_The problem_
Give the entries back exactly, dropping each image.

_Given records_
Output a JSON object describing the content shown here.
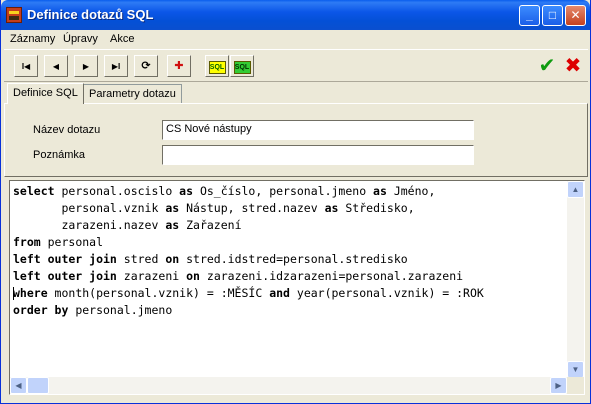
{
  "window": {
    "title": "Definice dotazů SQL",
    "controls": {
      "minimize": "_",
      "maximize": "□",
      "close": "✕"
    }
  },
  "menu": [
    "Záznamy",
    "Úpravy",
    "Akce"
  ],
  "toolbar": {
    "first": "I◀",
    "prev": "◀",
    "next": "▶",
    "last": "▶I",
    "refresh": "⟳",
    "insert": "✚",
    "sql_badge_1": "SQL",
    "sql_badge_2": "SQL",
    "ok": "✔",
    "cancel": "✖"
  },
  "tabs": [
    "Definice SQL",
    "Parametry dotazu"
  ],
  "form": {
    "name_label": "Název dotazu",
    "name_value": "CS Nové nástupy",
    "note_label": "Poznámka",
    "note_value": ""
  },
  "editor": {
    "lines": [
      [
        "select",
        " personal.oscislo ",
        "as",
        " Os_číslo, personal.jmeno ",
        "as",
        " Jméno,"
      ],
      [
        "       personal.vznik ",
        "as",
        " Nástup, stred.nazev ",
        "as",
        " Středisko,"
      ],
      [
        "       zarazeni.nazev ",
        "as",
        " Zařazení"
      ],
      [
        "from",
        " personal"
      ],
      [
        "left outer join",
        " stred ",
        "on",
        " stred.idstred=personal.stredisko"
      ],
      [
        "left outer join",
        " zarazeni ",
        "on",
        " zarazeni.idzarazeni=personal.zarazeni"
      ],
      [
        "where",
        " month(personal.vznik) = :MĚSÍC ",
        "and",
        " year(personal.vznik) = :ROK"
      ],
      [
        "order by",
        " personal.jmeno"
      ]
    ]
  },
  "colors": {
    "titlebar": "#0450d6",
    "window_bg": "#ece9d8",
    "ok_green": "#0f9b0f",
    "cancel_red": "#dd0000"
  }
}
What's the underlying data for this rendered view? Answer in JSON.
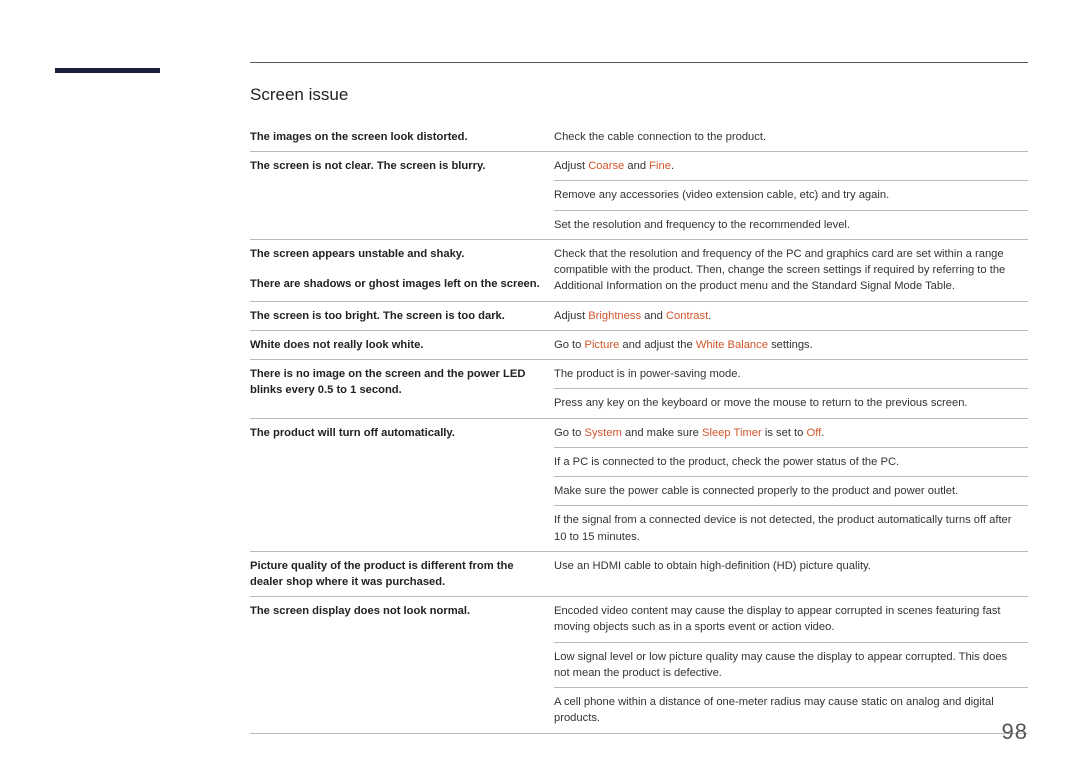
{
  "page_number": "98",
  "section_title": "Screen issue",
  "hl": {
    "coarse": "Coarse",
    "fine": "Fine",
    "brightness": "Brightness",
    "contrast": "Contrast",
    "picture": "Picture",
    "white_balance": "White Balance",
    "system": "System",
    "sleep_timer": "Sleep Timer",
    "off": "Off"
  },
  "rows": {
    "r1_left": "The images on the screen look distorted.",
    "r1_right": "Check the cable connection to the product.",
    "r2_left": "The screen is not clear. The screen is blurry.",
    "r2_right_a": "Adjust ",
    "r2_right_b": " and ",
    "r2_right_c": ".",
    "r3_right": "Remove any accessories (video extension cable, etc) and try again.",
    "r4_right": "Set the resolution and frequency to the recommended level.",
    "r5_left": "The screen appears unstable and shaky.",
    "r6_left": "There are shadows or ghost images left on the screen.",
    "r5_right": "Check that the resolution and frequency of the PC and graphics card are set within a range compatible with the product. Then, change the screen settings if required by referring to the Additional Information on the product menu and the Standard Signal Mode Table.",
    "r7_left": "The screen is too bright. The screen is too dark.",
    "r7_right_a": "Adjust ",
    "r7_right_b": " and ",
    "r7_right_c": ".",
    "r8_left": "White does not really look white.",
    "r8_right_a": "Go to ",
    "r8_right_b": " and adjust the ",
    "r8_right_c": " settings.",
    "r9_left": "There is no image on the screen and the power LED blinks every 0.5 to 1 second.",
    "r9_right": "The product is in power-saving mode.",
    "r10_right": "Press any key on the keyboard or move the mouse to return to the previous screen.",
    "r11_left": "The product will turn off automatically.",
    "r11_right_a": "Go to ",
    "r11_right_b": " and make sure ",
    "r11_right_c": " is set to ",
    "r11_right_d": ".",
    "r12_right": "If a PC is connected to the product, check the power status of the PC.",
    "r13_right": "Make sure the power cable is connected properly to the product and power outlet.",
    "r14_right": "If the signal from a connected device is not detected, the product automatically turns off after 10 to 15 minutes.",
    "r15_left": "Picture quality of the product is different from the dealer shop where it was purchased.",
    "r15_right": "Use an HDMI cable to obtain high-definition (HD) picture quality.",
    "r16_left": "The screen display does not look normal.",
    "r16_right": "Encoded video content may cause the display to appear corrupted in scenes featuring fast moving objects such as in a sports event or action video.",
    "r17_right": "Low signal level or low picture quality may cause the display to appear corrupted. This does not mean the product is defective.",
    "r18_right": "A cell phone within a distance of one-meter radius may cause static on analog and digital products."
  }
}
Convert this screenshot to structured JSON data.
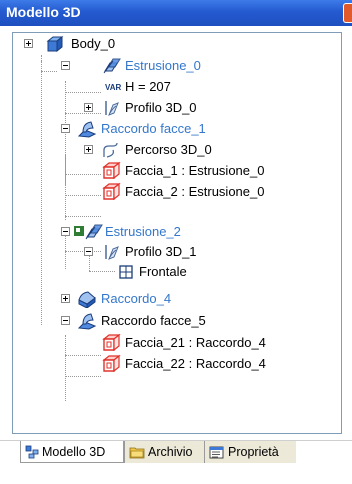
{
  "window": {
    "title": "Modello 3D"
  },
  "tree": [
    {
      "label": "Body_0"
    },
    {
      "label": "Estrusione_0"
    },
    {
      "label": "H = 207",
      "badge": "VAR"
    },
    {
      "label": "Profilo 3D_0"
    },
    {
      "label": "Raccordo facce_1"
    },
    {
      "label": "Percorso 3D_0"
    },
    {
      "label": "Faccia_1 : Estrusione_0"
    },
    {
      "label": "Faccia_2 : Estrusione_0"
    },
    {
      "label": "Estrusione_2"
    },
    {
      "label": "Profilo 3D_1"
    },
    {
      "label": "Frontale"
    },
    {
      "label": "Raccordo_4"
    },
    {
      "label": "Raccordo facce_5"
    },
    {
      "label": "Faccia_21 : Raccordo_4"
    },
    {
      "label": "Faccia_22 : Raccordo_4"
    }
  ],
  "tabs": [
    {
      "label": "Modello 3D",
      "active": true
    },
    {
      "label": "Archivio"
    },
    {
      "label": "Proprietà"
    }
  ],
  "colors": {
    "title_bar": "#245ad0",
    "link_blue": "#3377cc",
    "face_red": "#e0322b"
  }
}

_Problem solution_
Output a JSON object describing the content shown here.
{
  "window": {
    "title": "Definice dotazů SQL",
    "controls": {
      "minimize": "_",
      "maximize": "□",
      "close": "✕"
    }
  },
  "menu": [
    "Záznamy",
    "Úpravy",
    "Akce"
  ],
  "toolbar": {
    "first": "I◀",
    "prev": "◀",
    "next": "▶",
    "last": "▶I",
    "refresh": "⟳",
    "insert": "✚",
    "sql_badge_1": "SQL",
    "sql_badge_2": "SQL",
    "ok": "✔",
    "cancel": "✖"
  },
  "tabs": [
    "Definice SQL",
    "Parametry dotazu"
  ],
  "form": {
    "name_label": "Název dotazu",
    "name_value": "CS Nové nástupy",
    "note_label": "Poznámka",
    "note_value": ""
  },
  "editor": {
    "lines": [
      [
        "select",
        " personal.oscislo ",
        "as",
        " Os_číslo, personal.jmeno ",
        "as",
        " Jméno,"
      ],
      [
        "       personal.vznik ",
        "as",
        " Nástup, stred.nazev ",
        "as",
        " Středisko,"
      ],
      [
        "       zarazeni.nazev ",
        "as",
        " Zařazení"
      ],
      [
        "from",
        " personal"
      ],
      [
        "left outer join",
        " stred ",
        "on",
        " stred.idstred=personal.stredisko"
      ],
      [
        "left outer join",
        " zarazeni ",
        "on",
        " zarazeni.idzarazeni=personal.zarazeni"
      ],
      [
        "where",
        " month(personal.vznik) = :MĚSÍC ",
        "and",
        " year(personal.vznik) = :ROK"
      ],
      [
        "order by",
        " personal.jmeno"
      ]
    ]
  },
  "colors": {
    "titlebar": "#0450d6",
    "window_bg": "#ece9d8",
    "ok_green": "#0f9b0f",
    "cancel_red": "#dd0000"
  }
}
What's the underlying data for this rendered view? Answer in JSON.
{
  "page_number": "98",
  "section_title": "Screen issue",
  "hl": {
    "coarse": "Coarse",
    "fine": "Fine",
    "brightness": "Brightness",
    "contrast": "Contrast",
    "picture": "Picture",
    "white_balance": "White Balance",
    "system": "System",
    "sleep_timer": "Sleep Timer",
    "off": "Off"
  },
  "rows": {
    "r1_left": "The images on the screen look distorted.",
    "r1_right": "Check the cable connection to the product.",
    "r2_left": "The screen is not clear. The screen is blurry.",
    "r2_right_a": "Adjust ",
    "r2_right_b": " and ",
    "r2_right_c": ".",
    "r3_right": "Remove any accessories (video extension cable, etc) and try again.",
    "r4_right": "Set the resolution and frequency to the recommended level.",
    "r5_left": "The screen appears unstable and shaky.",
    "r6_left": "There are shadows or ghost images left on the screen.",
    "r5_right": "Check that the resolution and frequency of the PC and graphics card are set within a range compatible with the product. Then, change the screen settings if required by referring to the Additional Information on the product menu and the Standard Signal Mode Table.",
    "r7_left": "The screen is too bright. The screen is too dark.",
    "r7_right_a": "Adjust ",
    "r7_right_b": " and ",
    "r7_right_c": ".",
    "r8_left": "White does not really look white.",
    "r8_right_a": "Go to ",
    "r8_right_b": " and adjust the ",
    "r8_right_c": " settings.",
    "r9_left": "There is no image on the screen and the power LED blinks every 0.5 to 1 second.",
    "r9_right": "The product is in power-saving mode.",
    "r10_right": "Press any key on the keyboard or move the mouse to return to the previous screen.",
    "r11_left": "The product will turn off automatically.",
    "r11_right_a": "Go to ",
    "r11_right_b": " and make sure ",
    "r11_right_c": " is set to ",
    "r11_right_d": ".",
    "r12_right": "If a PC is connected to the product, check the power status of the PC.",
    "r13_right": "Make sure the power cable is connected properly to the product and power outlet.",
    "r14_right": "If the signal from a connected device is not detected, the product automatically turns off after 10 to 15 minutes.",
    "r15_left": "Picture quality of the product is different from the dealer shop where it was purchased.",
    "r15_right": "Use an HDMI cable to obtain high-definition (HD) picture quality.",
    "r16_left": "The screen display does not look normal.",
    "r16_right": "Encoded video content may cause the display to appear corrupted in scenes featuring fast moving objects such as in a sports event or action video.",
    "r17_right": "Low signal level or low picture quality may cause the display to appear corrupted. This does not mean the product is defective.",
    "r18_right": "A cell phone within a distance of one-meter radius may cause static on analog and digital products."
  }
}
Convert this screenshot to structured JSON data.
{
  "window": {
    "title": "Modello 3D"
  },
  "tree": [
    {
      "label": "Body_0"
    },
    {
      "label": "Estrusione_0"
    },
    {
      "label": "H = 207",
      "badge": "VAR"
    },
    {
      "label": "Profilo 3D_0"
    },
    {
      "label": "Raccordo facce_1"
    },
    {
      "label": "Percorso 3D_0"
    },
    {
      "label": "Faccia_1 : Estrusione_0"
    },
    {
      "label": "Faccia_2 : Estrusione_0"
    },
    {
      "label": "Estrusione_2"
    },
    {
      "label": "Profilo 3D_1"
    },
    {
      "label": "Frontale"
    },
    {
      "label": "Raccordo_4"
    },
    {
      "label": "Raccordo facce_5"
    },
    {
      "label": "Faccia_21 : Raccordo_4"
    },
    {
      "label": "Faccia_22 : Raccordo_4"
    }
  ],
  "tabs": [
    {
      "label": "Modello 3D",
      "active": true
    },
    {
      "label": "Archivio"
    },
    {
      "label": "Proprietà"
    }
  ],
  "colors": {
    "title_bar": "#245ad0",
    "link_blue": "#3377cc",
    "face_red": "#e0322b"
  }
}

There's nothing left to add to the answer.